* **EXTRACT PROVIDED**
— begin —
EU to consider plans for migrant processing centres in north Africa

Leaked draft document says idea could ‘reduce incentive for perilous journeys’

The EU is to consider the idea of building migrant processing centres in north Africa in an attempt to deter people from making life-threatening journeys to Europe across the Mediterranean, according to a leaked document.

The European council of EU leaders “supports the development of the concept of regional disembarkation platforms”, according to the draft conclusions of an EU summit due to take place next week.

The EU wants to look at the feasibility of setting up such centres in north Africa, where most migrant journeys to Europe begin. “Such platforms should provide for rapid processing to distinguish between economic migrants and those in need of international protection, and reduce the incentive to embark on perilous journeys,” says the document seen by the Guardian.

Although the plan is winning influential support, it faces political and practical hurdles, with one expert saying it is not clear how the EU would get foreign countries to agree to be “vassal states”.

Migration is high on the agenda of the two-day summit, which opens on 28 June. EU leaders will attempt to reach a consensus on how to manage the thousands of refugees and migrants arriving each month.

The German and French leaders, Angela Merkel and Emmanuel Macron, met near Berlin on Tuesday to agree on a common approach, amid fears in their camps that the European project is unravelling.

Before the meeting France’s finance minister, Bruno Le Maire, said Europe was “in a process of disintegration. We see states that are turning inward, trying to find national solutions to problems that require European solutions.”
— end —
* **RAW DATA**
— begin —
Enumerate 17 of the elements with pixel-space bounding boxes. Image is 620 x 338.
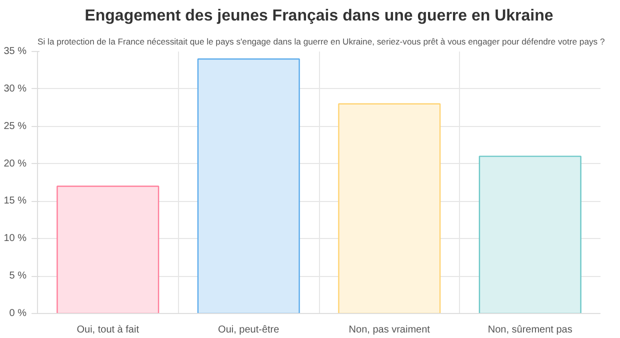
— end —
* **PROBLEMS TO SOLVE**
1) In the article on EU migrant processing centres, on what date does the two-day summit open?
2) Reproduce the passage of the article on EU migrant processing centres that begins at the words "Although the plan" and ends after the words "project is unravelling.".
3) Carry on writing the article on EU migrant processing centres, starting after its final sentence.

* **ANSWERS TO EACH TASK**
1) It opens on 28 June.

2)
Although the plan is winning influential support, it faces political and practical hurdles, with one expert saying it is not clear how the EU would get foreign countries to agree to be “vassal states”.

Migration is high on the agenda of the two-day summit, which opens on 28 June. EU leaders will attempt to reach a consensus on how to manage the thousands of refugees and migrants arriving each month.

The German and French leaders, Angela Merkel and Emmanuel Macron, met near Berlin on Tuesday to agree on a common approach, amid fears in their camps that the European project is unravelling.

3)
He called for “a new European project” on immigration, as well as economic and financial issues, “to consolidate Europe in a world where you have the United States on one side, China on the other and we are trapped in the middle”.

At the end of the meeting, which was dominated by eurozone reform, Macron said the EU would “work with countries of origin and transit” to cut off illegal people-smuggling routes, and build “solidarity mechanisms, both externally and internally”. The EU border and coastguard agency Frontex would be expanded to become “a true European border police”.

Merkel is under pressure from her hardline interior minister, Horst Seehofer, to come up with a European plan by the end of the month. Germany continues to receive more applications for asylum than any other EU member state. Seehofer wants German border guards to start turning people away if there is no EU-wide progress.

It was not immediately clear how the EU document’s proposal for “regional disembarkation platforms” would work, or where they might be set up.

Elizabeth Collett, the director of the Migration Policy Institute in Brussels, said it was a “watered-down version” of Austrian-Danish proposals that had called for arrivals in Europe to be sent back to their point of departure to have their claims processed.

“What has clearly changed is the level of political backing for this,” she said.

The plan prompted questions about how it would work and the cost involved, she said. “It looks great on paper, but can you get countries to sign up from outside Europe and basically be vassal states?”

The other big problem was ensuring the centres met EU standards, she said. “The conditions, the processing, all of the things that require a high degree of knowledge and are quite hard to manage within the EU, these are big questions.”

The plan, however, appears to be helping unite EU countries that are deeply divided on migration.

Italy and France support the idea of asylum centres outside EU territory, an idea that helped defuse diplomatic tensions after the two countries clashed when the new populist government in Rome refused to allow the docking of a ship carrying 630 migrants.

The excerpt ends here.